**Stored entries**
——————————

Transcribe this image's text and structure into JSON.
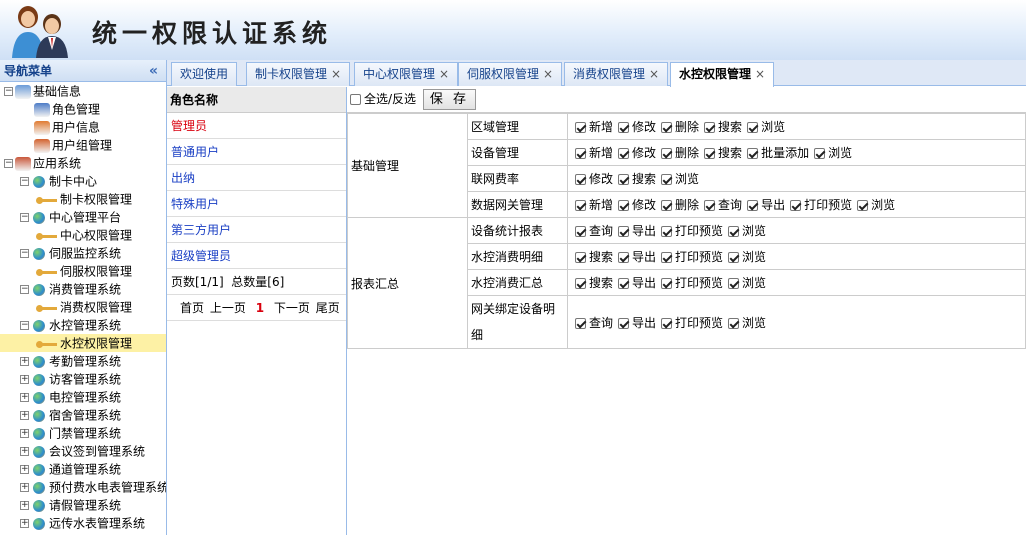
{
  "app": {
    "title": "统一权限认证系统"
  },
  "sidebar": {
    "title": "导航菜单",
    "collapse_glyph": "«",
    "tree": [
      {
        "label": "基础信息",
        "level": 0,
        "icon": "book-icon",
        "exp": "−"
      },
      {
        "label": "角色管理",
        "level": 1,
        "icon": "users-icon"
      },
      {
        "label": "用户信息",
        "level": 1,
        "icon": "user-icon"
      },
      {
        "label": "用户组管理",
        "level": 1,
        "icon": "group-icon"
      },
      {
        "label": "应用系统",
        "level": 0,
        "icon": "house-icon",
        "exp": "−"
      },
      {
        "label": "制卡中心",
        "level": 1,
        "icon": "globe-icon",
        "exp": "−"
      },
      {
        "label": "制卡权限管理",
        "level": 2,
        "icon": "key-icon"
      },
      {
        "label": "中心管理平台",
        "level": 1,
        "icon": "globe-icon",
        "exp": "−"
      },
      {
        "label": "中心权限管理",
        "level": 2,
        "icon": "key-icon"
      },
      {
        "label": "伺服监控系统",
        "level": 1,
        "icon": "globe-icon",
        "exp": "−"
      },
      {
        "label": "伺服权限管理",
        "level": 2,
        "icon": "key-icon"
      },
      {
        "label": "消费管理系统",
        "level": 1,
        "icon": "globe-icon",
        "exp": "−"
      },
      {
        "label": "消费权限管理",
        "level": 2,
        "icon": "key-icon"
      },
      {
        "label": "水控管理系统",
        "level": 1,
        "icon": "globe-icon",
        "exp": "−"
      },
      {
        "label": "水控权限管理",
        "level": 2,
        "icon": "key-icon",
        "selected": true
      },
      {
        "label": "考勤管理系统",
        "level": 1,
        "icon": "globe-icon",
        "exp": "+"
      },
      {
        "label": "访客管理系统",
        "level": 1,
        "icon": "globe-icon",
        "exp": "+"
      },
      {
        "label": "电控管理系统",
        "level": 1,
        "icon": "globe-icon",
        "exp": "+"
      },
      {
        "label": "宿舍管理系统",
        "level": 1,
        "icon": "globe-icon",
        "exp": "+"
      },
      {
        "label": "门禁管理系统",
        "level": 1,
        "icon": "globe-icon",
        "exp": "+"
      },
      {
        "label": "会议签到管理系统",
        "level": 1,
        "icon": "globe-icon",
        "exp": "+"
      },
      {
        "label": "通道管理系统",
        "level": 1,
        "icon": "globe-icon",
        "exp": "+"
      },
      {
        "label": "预付费水电表管理系统",
        "level": 1,
        "icon": "globe-icon",
        "exp": "+"
      },
      {
        "label": "请假管理系统",
        "level": 1,
        "icon": "globe-icon",
        "exp": "+"
      },
      {
        "label": "远传水表管理系统",
        "level": 1,
        "icon": "globe-icon",
        "exp": "+"
      }
    ]
  },
  "tabs": [
    {
      "label": "欢迎使用",
      "closable": false
    },
    {
      "label": "制卡权限管理",
      "closable": true
    },
    {
      "label": "中心权限管理",
      "closable": true
    },
    {
      "label": "伺服权限管理",
      "closable": true
    },
    {
      "label": "消费权限管理",
      "closable": true
    },
    {
      "label": "水控权限管理",
      "closable": true,
      "active": true
    }
  ],
  "tab_close_glyph": "×",
  "roles": {
    "header": "角色名称",
    "items": [
      {
        "label": "管理员",
        "color": "#d9000e"
      },
      {
        "label": "普通用户",
        "color": "#1a3fc4"
      },
      {
        "label": "出纳",
        "color": "#1a3fc4"
      },
      {
        "label": "特殊用户",
        "color": "#1a3fc4"
      },
      {
        "label": "第三方用户",
        "color": "#1a3fc4"
      },
      {
        "label": "超级管理员",
        "color": "#1a3fc4"
      }
    ],
    "pager_info": "页数[1/1]  总数量[6]",
    "first": "首页",
    "prev": "上一页",
    "current": "1",
    "next": "下一页",
    "last": "尾页"
  },
  "permissions": {
    "select_all_label": "全选/反选",
    "save_label": "保 存",
    "groups": [
      {
        "name": "基础管理",
        "rows": [
          {
            "name": "区域管理",
            "options": [
              "新增",
              "修改",
              "删除",
              "搜索",
              "浏览"
            ]
          },
          {
            "name": "设备管理",
            "options": [
              "新增",
              "修改",
              "删除",
              "搜索",
              "批量添加",
              "浏览"
            ]
          },
          {
            "name": "联网费率",
            "options": [
              "修改",
              "搜索",
              "浏览"
            ]
          },
          {
            "name": "数据网关管理",
            "options": [
              "新增",
              "修改",
              "删除",
              "查询",
              "导出",
              "打印预览",
              "浏览"
            ]
          }
        ]
      },
      {
        "name": "报表汇总",
        "rows": [
          {
            "name": "设备统计报表",
            "options": [
              "查询",
              "导出",
              "打印预览",
              "浏览"
            ]
          },
          {
            "name": "水控消费明细",
            "options": [
              "搜索",
              "导出",
              "打印预览",
              "浏览"
            ]
          },
          {
            "name": "水控消费汇总",
            "options": [
              "搜索",
              "导出",
              "打印预览",
              "浏览"
            ]
          },
          {
            "name": "网关绑定设备明细",
            "options": [
              "查询",
              "导出",
              "打印预览",
              "浏览"
            ],
            "tall": true
          }
        ]
      }
    ]
  }
}
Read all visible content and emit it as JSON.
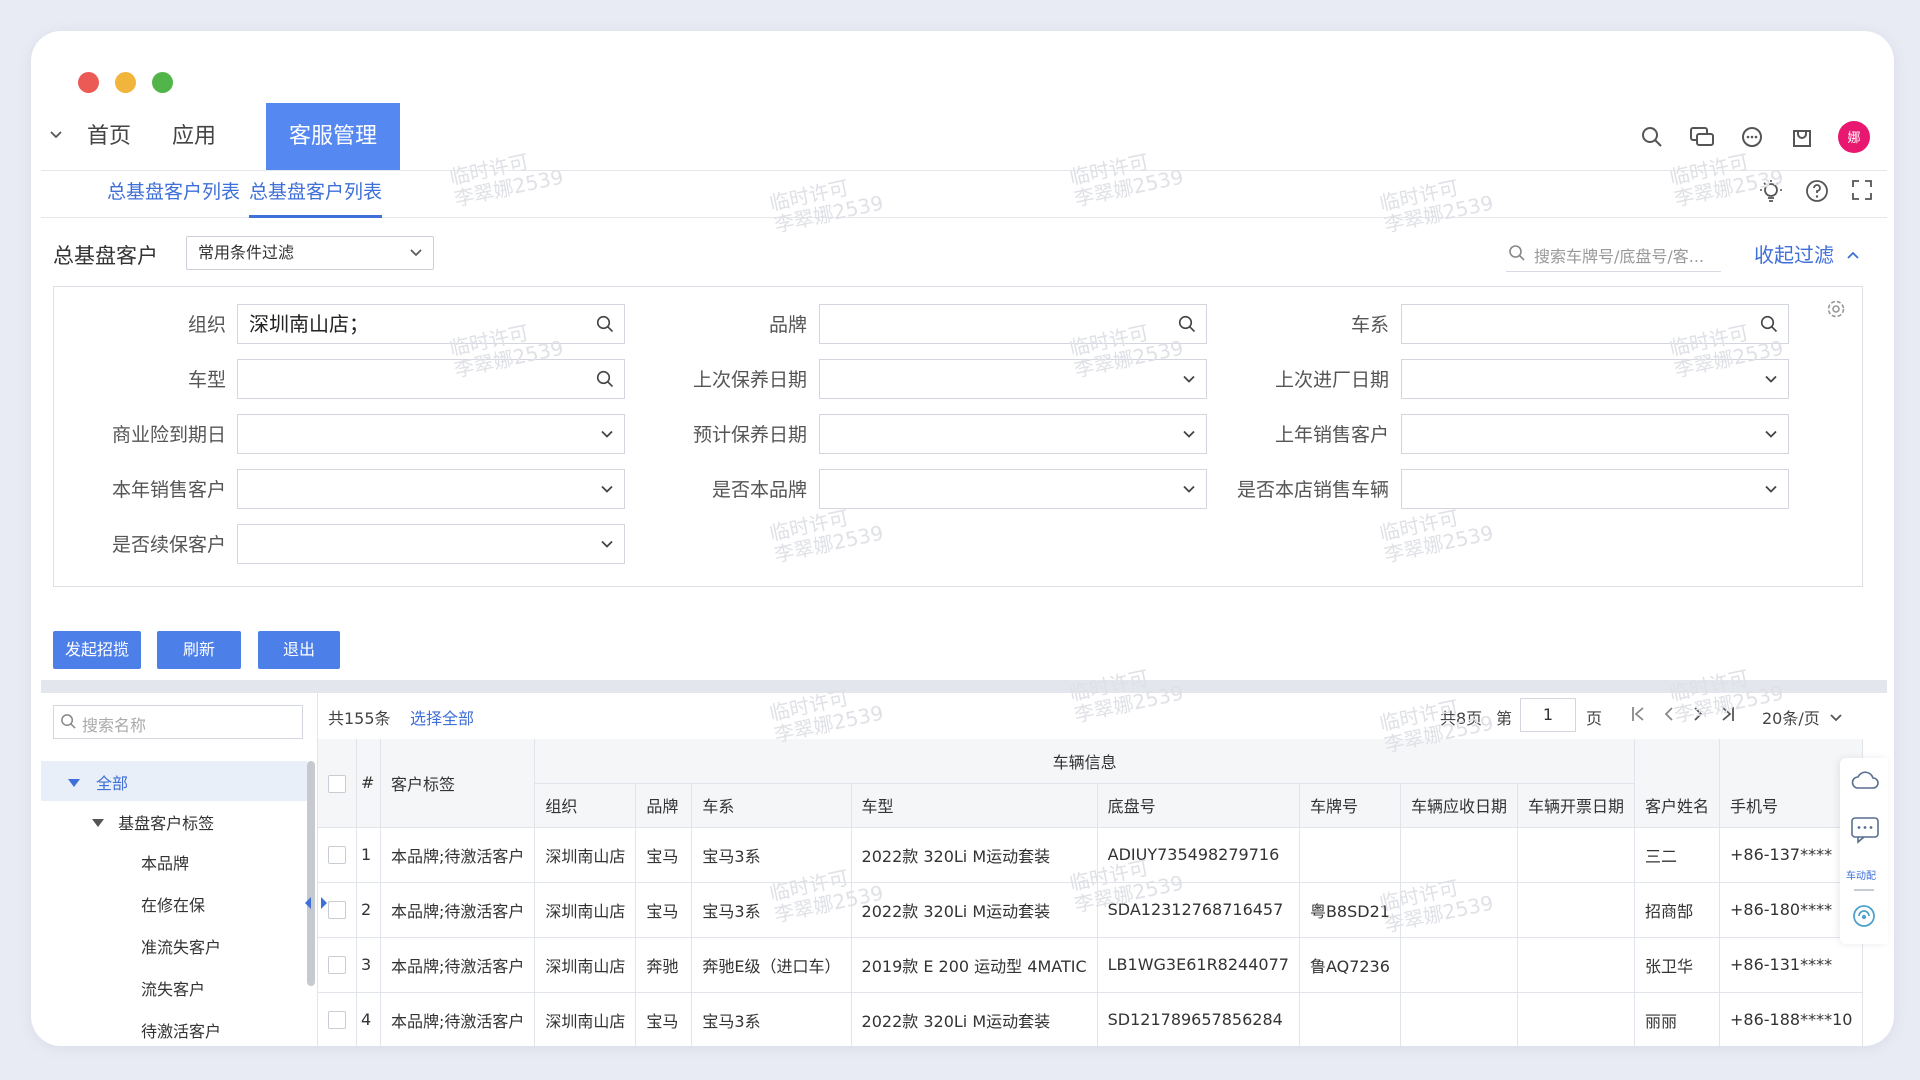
{
  "nav": {
    "tabs": [
      {
        "label": "首页"
      },
      {
        "label": "应用"
      },
      {
        "label": "客服管理"
      }
    ],
    "avatar_text": "娜",
    "accent": "#5588f0"
  },
  "breadcrumb": {
    "items": [
      {
        "label": "总基盘客户列表"
      },
      {
        "label": "总基盘客户列表"
      }
    ]
  },
  "toolbar": {
    "title": "总基盘客户",
    "filter_select": "常用条件过滤",
    "search_placeholder": "搜索车牌号/底盘号/客...",
    "collapse_label": "收起过滤"
  },
  "filters": {
    "org": {
      "label": "组织",
      "value": "深圳南山店；"
    },
    "brand": {
      "label": "品牌",
      "value": ""
    },
    "series": {
      "label": "车系",
      "value": ""
    },
    "model": {
      "label": "车型",
      "value": ""
    },
    "last_maintenance": {
      "label": "上次保养日期",
      "value": ""
    },
    "last_visit": {
      "label": "上次进厂日期",
      "value": ""
    },
    "insurance_due": {
      "label": "商业险到期日",
      "value": ""
    },
    "planned_maintenance": {
      "label": "预计保养日期",
      "value": ""
    },
    "last_year_sales": {
      "label": "上年销售客户",
      "value": ""
    },
    "this_year_sales": {
      "label": "本年销售客户",
      "value": ""
    },
    "is_own_brand": {
      "label": "是否本品牌",
      "value": ""
    },
    "is_store_sold": {
      "label": "是否本店销售车辆",
      "value": ""
    },
    "is_renewal": {
      "label": "是否续保客户",
      "value": ""
    }
  },
  "actions": {
    "start_solicit": "发起招揽",
    "refresh": "刷新",
    "exit": "退出"
  },
  "tree": {
    "search_placeholder": "搜索名称",
    "root": "全部",
    "group": "基盘客户标签",
    "children": [
      "本品牌",
      "在修在保",
      "准流失客户",
      "流失客户",
      "待激活客户"
    ]
  },
  "grid": {
    "total": "共155条",
    "select_all": "选择全部",
    "pages_total": "共8页",
    "page_prefix": "第",
    "current_page": "1",
    "page_suffix": "页",
    "page_size": "20条/页",
    "group_header": "车辆信息",
    "columns": {
      "index": "#",
      "tag": "客户标签",
      "org": "组织",
      "brand": "品牌",
      "series": "车系",
      "model": "车型",
      "vin": "底盘号",
      "plate": "车牌号",
      "receive_date": "车辆应收日期",
      "invoice_date": "车辆开票日期",
      "customer": "客户姓名",
      "phone": "手机号"
    },
    "rows": [
      {
        "index": "1",
        "tag": "本品牌;待激活客户",
        "org": "深圳南山店",
        "brand": "宝马",
        "series": "宝马3系",
        "model": "2022款 320Li M运动套装",
        "vin": "ADIUY735498279716",
        "plate": "",
        "receive_date": "",
        "invoice_date": "",
        "customer": "三二",
        "phone": "+86-137****"
      },
      {
        "index": "2",
        "tag": "本品牌;待激活客户",
        "org": "深圳南山店",
        "brand": "宝马",
        "series": "宝马3系",
        "model": "2022款 320Li M运动套装",
        "vin": "SDA12312768716457",
        "plate": "粤B8SD21",
        "receive_date": "",
        "invoice_date": "",
        "customer": "招商郜",
        "phone": "+86-180****"
      },
      {
        "index": "3",
        "tag": "本品牌;待激活客户",
        "org": "深圳南山店",
        "brand": "奔驰",
        "series": "奔驰E级（进口车）",
        "model": "2019款 E 200 运动型 4MATIC",
        "vin": "LB1WG3E61R8244077",
        "plate": "鲁AQ7236",
        "receive_date": "",
        "invoice_date": "",
        "customer": "张卫华",
        "phone": "+86-131****"
      },
      {
        "index": "4",
        "tag": "本品牌;待激活客户",
        "org": "深圳南山店",
        "brand": "宝马",
        "series": "宝马3系",
        "model": "2022款 320Li M运动套装",
        "vin": "SD121789657856284",
        "plate": "",
        "receive_date": "",
        "invoice_date": "",
        "customer": "丽丽",
        "phone": "+86-188****10"
      }
    ]
  },
  "side_dock": {
    "label": "车动配"
  },
  "watermark": {
    "line1": "临时许可",
    "line2": "李翠娜2539"
  }
}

——————————

**What to work on**
Of all the lines above, how many contain the word "customer"? Give the number and nothing else.

**Written solution**
5